Every record should be repeated exactly, except that pictures are left out.

── Stored rows ──

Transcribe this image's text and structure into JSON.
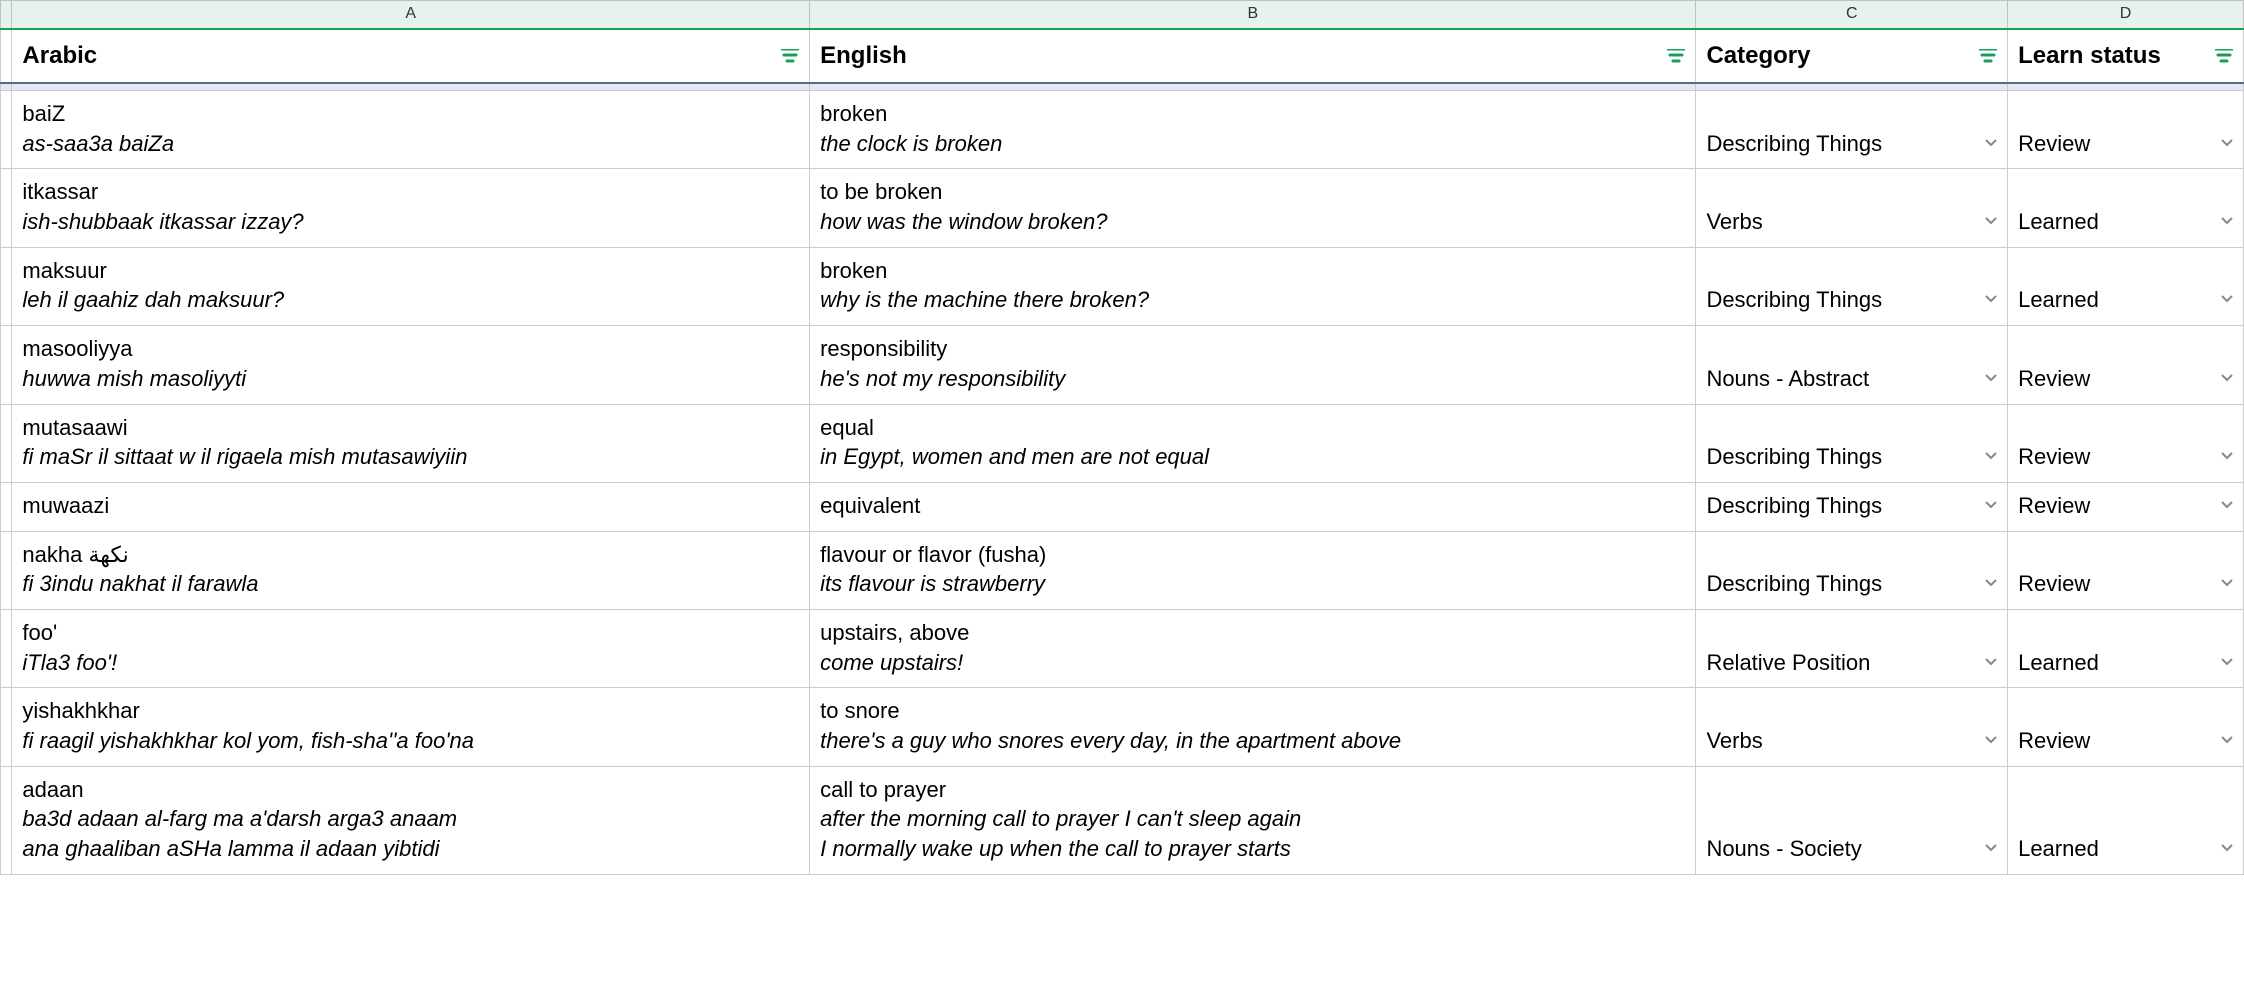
{
  "columns": [
    "A",
    "B",
    "C",
    "D"
  ],
  "headers": {
    "arabic": "Arabic",
    "english": "English",
    "category": "Category",
    "status": "Learn status"
  },
  "rows": [
    {
      "arabic_main": "baiZ",
      "arabic_example": "as-saa3a baiZa",
      "english_main": "broken",
      "english_example": "the clock is broken",
      "category": "Describing Things",
      "status": "Review"
    },
    {
      "arabic_main": "itkassar",
      "arabic_example": "ish-shubbaak itkassar izzay?",
      "english_main": "to be broken",
      "english_example": "how was the window broken?",
      "category": "Verbs",
      "status": "Learned"
    },
    {
      "arabic_main": "maksuur",
      "arabic_example": "leh il gaahiz dah maksuur?",
      "english_main": "broken",
      "english_example": "why is the machine there broken?",
      "category": "Describing Things",
      "status": "Learned"
    },
    {
      "arabic_main": "masooliyya",
      "arabic_example": "huwwa mish masoliyyti",
      "english_main": "responsibility",
      "english_example": "he's not my responsibility",
      "category": "Nouns - Abstract",
      "status": "Review"
    },
    {
      "arabic_main": "mutasaawi",
      "arabic_example": "fi maSr il sittaat w il rigaela mish mutasawiyiin",
      "english_main": "equal",
      "english_example": "in Egypt, women and men are not equal",
      "category": "Describing Things",
      "status": "Review"
    },
    {
      "arabic_main": "muwaazi",
      "arabic_example": "",
      "english_main": "equivalent",
      "english_example": "",
      "category": "Describing Things",
      "status": "Review"
    },
    {
      "arabic_main": "nakha نكهة",
      "arabic_example": "fi 3indu nakhat il farawla",
      "english_main": "flavour or flavor (fusha)",
      "english_example": "its flavour is strawberry",
      "category": "Describing Things",
      "status": "Review"
    },
    {
      "arabic_main": "foo'",
      "arabic_example": "iTla3 foo'!",
      "english_main": "upstairs, above",
      "english_example": "come upstairs!",
      "category": "Relative Position",
      "status": "Learned"
    },
    {
      "arabic_main": "yishakhkhar",
      "arabic_example": "fi raagil yishakhkhar kol yom, fish-sha''a foo'na",
      "english_main": "to snore",
      "english_example": "there's a guy who snores every day, in the apartment above",
      "category": "Verbs",
      "status": "Review"
    },
    {
      "arabic_main": "adaan",
      "arabic_example": "ba3d adaan al-farg ma a'darsh arga3 anaam",
      "arabic_example2": "ana ghaaliban aSHa lamma il adaan yibtidi",
      "english_main": "call to prayer",
      "english_example": "after the morning call to prayer I can't sleep again",
      "english_example2": "I normally wake up when the call to prayer starts",
      "category": "Nouns - Society",
      "status": "Learned"
    }
  ]
}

───

- **Answer below**
Transcribe this image's text and structure into JSON.
{
  "columns": [
    "A",
    "B",
    "C",
    "D"
  ],
  "headers": {
    "arabic": "Arabic",
    "english": "English",
    "category": "Category",
    "status": "Learn status"
  },
  "rows": [
    {
      "arabic_main": "baiZ",
      "arabic_example": "as-saa3a baiZa",
      "english_main": "broken",
      "english_example": "the clock is broken",
      "category": "Describing Things",
      "status": "Review"
    },
    {
      "arabic_main": "itkassar",
      "arabic_example": "ish-shubbaak itkassar izzay?",
      "english_main": "to be broken",
      "english_example": "how was the window broken?",
      "category": "Verbs",
      "status": "Learned"
    },
    {
      "arabic_main": "maksuur",
      "arabic_example": "leh il gaahiz dah maksuur?",
      "english_main": "broken",
      "english_example": "why is the machine there broken?",
      "category": "Describing Things",
      "status": "Learned"
    },
    {
      "arabic_main": "masooliyya",
      "arabic_example": "huwwa mish masoliyyti",
      "english_main": "responsibility",
      "english_example": "he's not my responsibility",
      "category": "Nouns - Abstract",
      "status": "Review"
    },
    {
      "arabic_main": "mutasaawi",
      "arabic_example": "fi maSr il sittaat w il rigaela mish mutasawiyiin",
      "english_main": "equal",
      "english_example": "in Egypt, women and men are not equal",
      "category": "Describing Things",
      "status": "Review"
    },
    {
      "arabic_main": "muwaazi",
      "arabic_example": "",
      "english_main": "equivalent",
      "english_example": "",
      "category": "Describing Things",
      "status": "Review"
    },
    {
      "arabic_main": "nakha نكهة",
      "arabic_example": "fi 3indu nakhat il farawla",
      "english_main": "flavour or flavor (fusha)",
      "english_example": "its flavour is strawberry",
      "category": "Describing Things",
      "status": "Review"
    },
    {
      "arabic_main": "foo'",
      "arabic_example": "iTla3 foo'!",
      "english_main": "upstairs, above",
      "english_example": "come upstairs!",
      "category": "Relative Position",
      "status": "Learned"
    },
    {
      "arabic_main": "yishakhkhar",
      "arabic_example": "fi raagil yishakhkhar kol yom, fish-sha''a foo'na",
      "english_main": "to snore",
      "english_example": "there's a guy who snores every day, in the apartment above",
      "category": "Verbs",
      "status": "Review"
    },
    {
      "arabic_main": "adaan",
      "arabic_example": "ba3d adaan al-farg ma a'darsh arga3 anaam",
      "arabic_example2": "ana ghaaliban aSHa lamma il adaan yibtidi",
      "english_main": "call to prayer",
      "english_example": "after the morning call to prayer I can't sleep again",
      "english_example2": "I normally wake up when the call to prayer starts",
      "category": "Nouns - Society",
      "status": "Learned"
    }
  ]
}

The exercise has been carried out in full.